BRIEF:
Look over the lines below. Report each one that includes the string "name".

#####

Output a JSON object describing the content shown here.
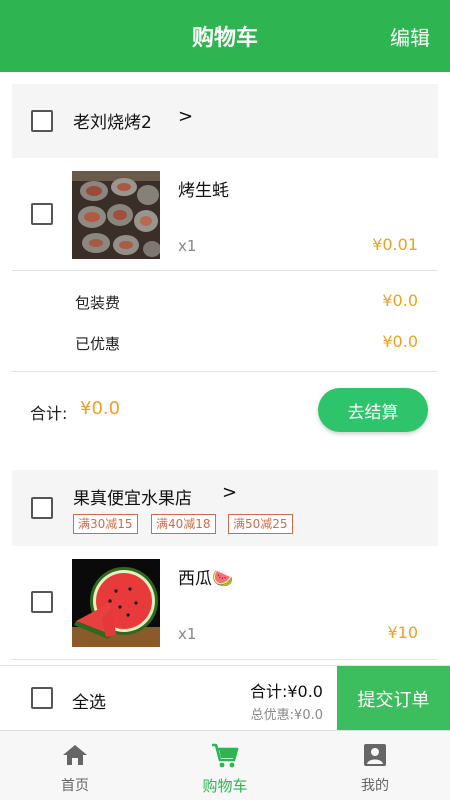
{
  "header": {
    "title": "购物车",
    "edit_label": "编辑"
  },
  "colors": {
    "brand": "#2eb451",
    "price": "#f0a020",
    "promo": "#d46a4a"
  },
  "shops": [
    {
      "name": "老刘烧烤2",
      "chevron": ">",
      "items": [
        {
          "name": "烤生蚝",
          "qty": "x1",
          "price": "¥0.01"
        }
      ],
      "fees": [
        {
          "label": "包装费",
          "value": "¥0.0"
        },
        {
          "label": "已优惠",
          "value": "¥0.0"
        }
      ],
      "subtotal_label": "合计:",
      "subtotal_value": "¥0.0",
      "checkout_label": "去结算"
    },
    {
      "name": "果真便宜水果店",
      "chevron": ">",
      "promos": [
        "满30减15",
        "满40减18",
        "满50减25"
      ],
      "items": [
        {
          "name": "西瓜🍉",
          "qty": "x1",
          "price": "¥10"
        }
      ]
    }
  ],
  "footer": {
    "select_all_label": "全选",
    "total": "合计:¥0.0",
    "total_discount": "总优惠:¥0.0",
    "submit_label": "提交订单"
  },
  "tabs": [
    {
      "label": "首页",
      "icon": "home-icon",
      "active": false
    },
    {
      "label": "购物车",
      "icon": "cart-icon",
      "active": true
    },
    {
      "label": "我的",
      "icon": "profile-icon",
      "active": false
    }
  ]
}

#####

PROBLEM SOLUTION:
      "name": "老刘烧烤2",
          "name": "烤生蚝",
      "name": "果真便宜水果店",
          "name": "西瓜🍉",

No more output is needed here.